Can you reproduce, word for word, the stretch of the listing from the line containing "slice-label-percent-1: 26% [196, 404, 247, 430]" through the line containing "center-text-line-1: 客车新品 [397, 336, 505, 368]"?

■ ■ ■ ■ ■ ■ ■

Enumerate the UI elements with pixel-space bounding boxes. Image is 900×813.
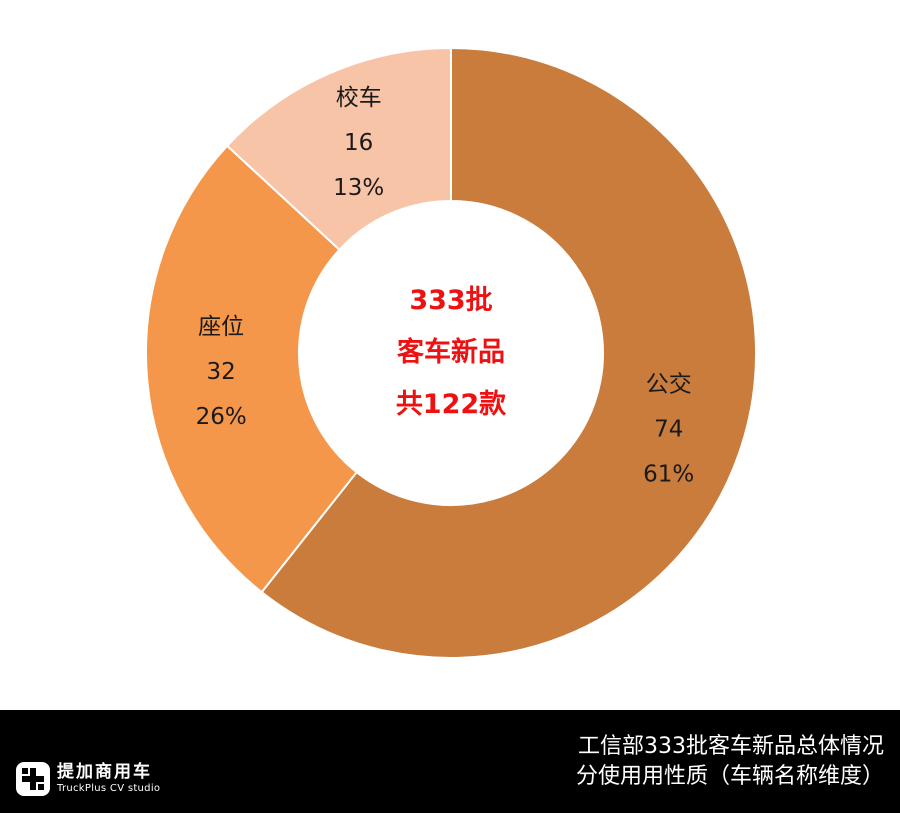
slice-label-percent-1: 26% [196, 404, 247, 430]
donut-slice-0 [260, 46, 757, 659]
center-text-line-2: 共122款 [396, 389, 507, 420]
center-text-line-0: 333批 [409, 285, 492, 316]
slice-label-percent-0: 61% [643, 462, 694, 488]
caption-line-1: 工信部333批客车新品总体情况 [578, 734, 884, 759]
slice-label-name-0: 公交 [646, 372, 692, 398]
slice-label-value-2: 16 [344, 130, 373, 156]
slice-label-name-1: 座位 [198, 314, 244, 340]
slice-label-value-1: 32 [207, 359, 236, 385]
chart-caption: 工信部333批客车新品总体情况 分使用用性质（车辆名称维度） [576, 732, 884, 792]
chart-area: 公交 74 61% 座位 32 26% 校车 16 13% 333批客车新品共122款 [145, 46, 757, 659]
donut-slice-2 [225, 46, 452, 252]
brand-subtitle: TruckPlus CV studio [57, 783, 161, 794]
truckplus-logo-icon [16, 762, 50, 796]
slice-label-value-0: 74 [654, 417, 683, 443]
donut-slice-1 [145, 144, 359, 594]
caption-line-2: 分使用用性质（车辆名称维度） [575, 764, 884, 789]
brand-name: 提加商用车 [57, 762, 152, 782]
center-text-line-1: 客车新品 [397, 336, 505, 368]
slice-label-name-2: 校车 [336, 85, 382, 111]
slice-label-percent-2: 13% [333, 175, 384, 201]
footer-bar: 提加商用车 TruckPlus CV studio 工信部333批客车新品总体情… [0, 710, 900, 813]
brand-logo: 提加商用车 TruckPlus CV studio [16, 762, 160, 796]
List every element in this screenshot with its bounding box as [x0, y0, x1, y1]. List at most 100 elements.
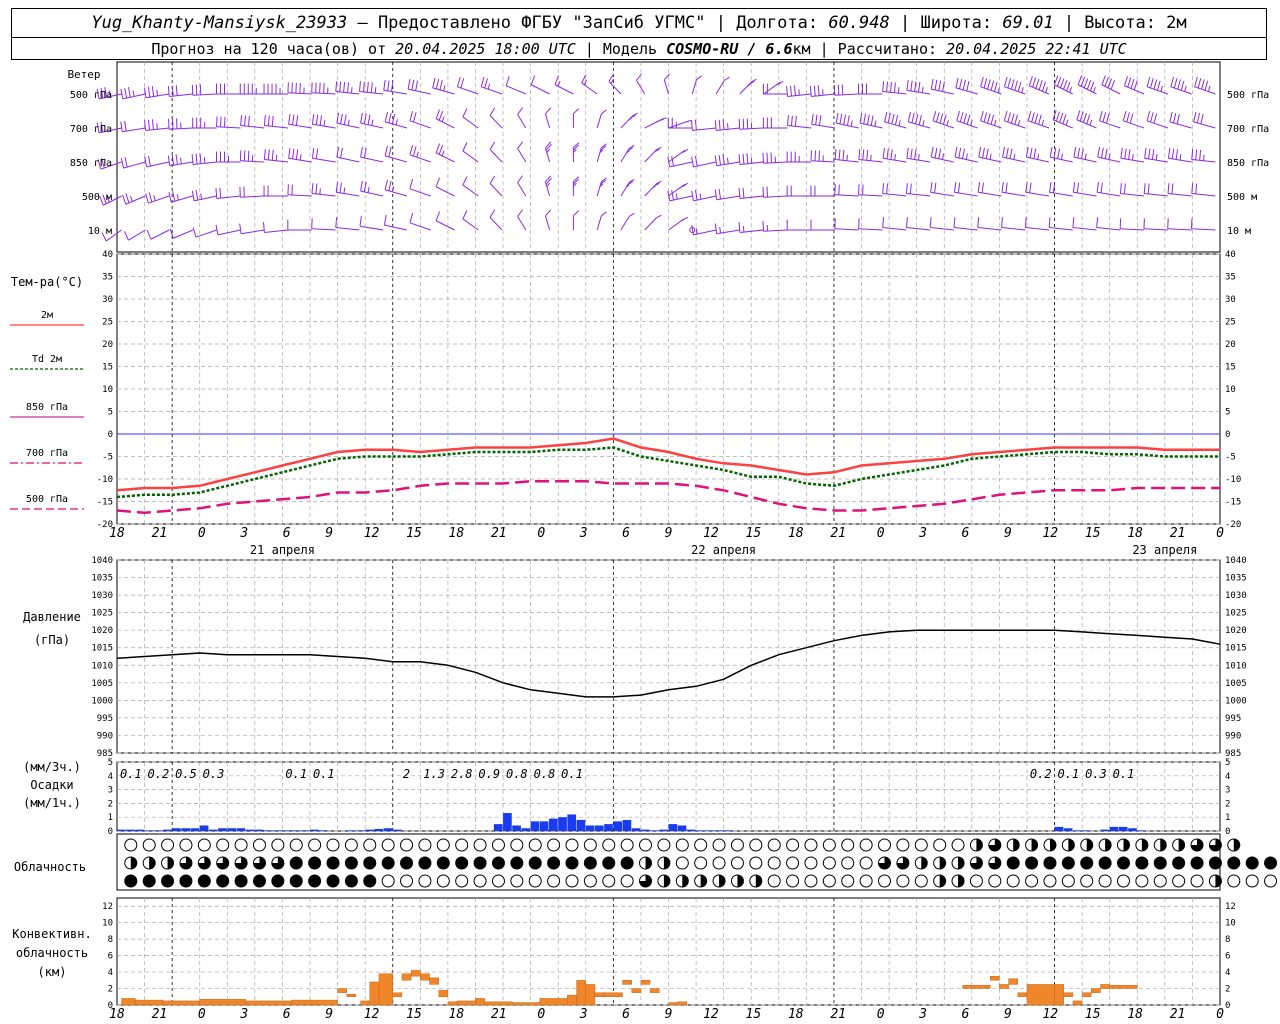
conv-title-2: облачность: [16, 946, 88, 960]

■ ■ ■ ■ ■ ■ ■

-- WRITTEN ANSWER --
slice-label-percent-1: 26% [196, 404, 247, 430]
donut-slice-0 [260, 46, 757, 659]
center-text-line-2: 共122款 [396, 389, 507, 420]
center-text-line-0: 333批 [409, 285, 492, 316]
slice-label-percent-0: 61% [643, 462, 694, 488]
caption-line-1: 工信部333批客车新品总体情况 [578, 734, 884, 759]
slice-label-name-0: 公交 [646, 372, 692, 398]
slice-label-value-2: 16 [344, 130, 373, 156]
slice-label-name-1: 座位 [198, 314, 244, 340]
slice-label-value-1: 32 [207, 359, 236, 385]
chart-caption: 工信部333批客车新品总体情况 分使用用性质（车辆名称维度） [576, 732, 884, 792]
chart-area: 公交 74 61% 座位 32 26% 校车 16 13% 333批客车新品共122款 [145, 46, 757, 659]
donut-slice-2 [225, 46, 452, 252]
brand-subtitle: TruckPlus CV studio [57, 783, 161, 794]
truckplus-logo-icon [16, 762, 50, 796]
slice-label-value-0: 74 [654, 417, 683, 443]
donut-slice-1 [145, 144, 359, 594]
caption-line-2: 分使用用性质（车辆名称维度） [575, 764, 884, 789]
brand-name: 提加商用车 [57, 762, 152, 782]
center-text-line-1: 客车新品 [397, 336, 505, 368]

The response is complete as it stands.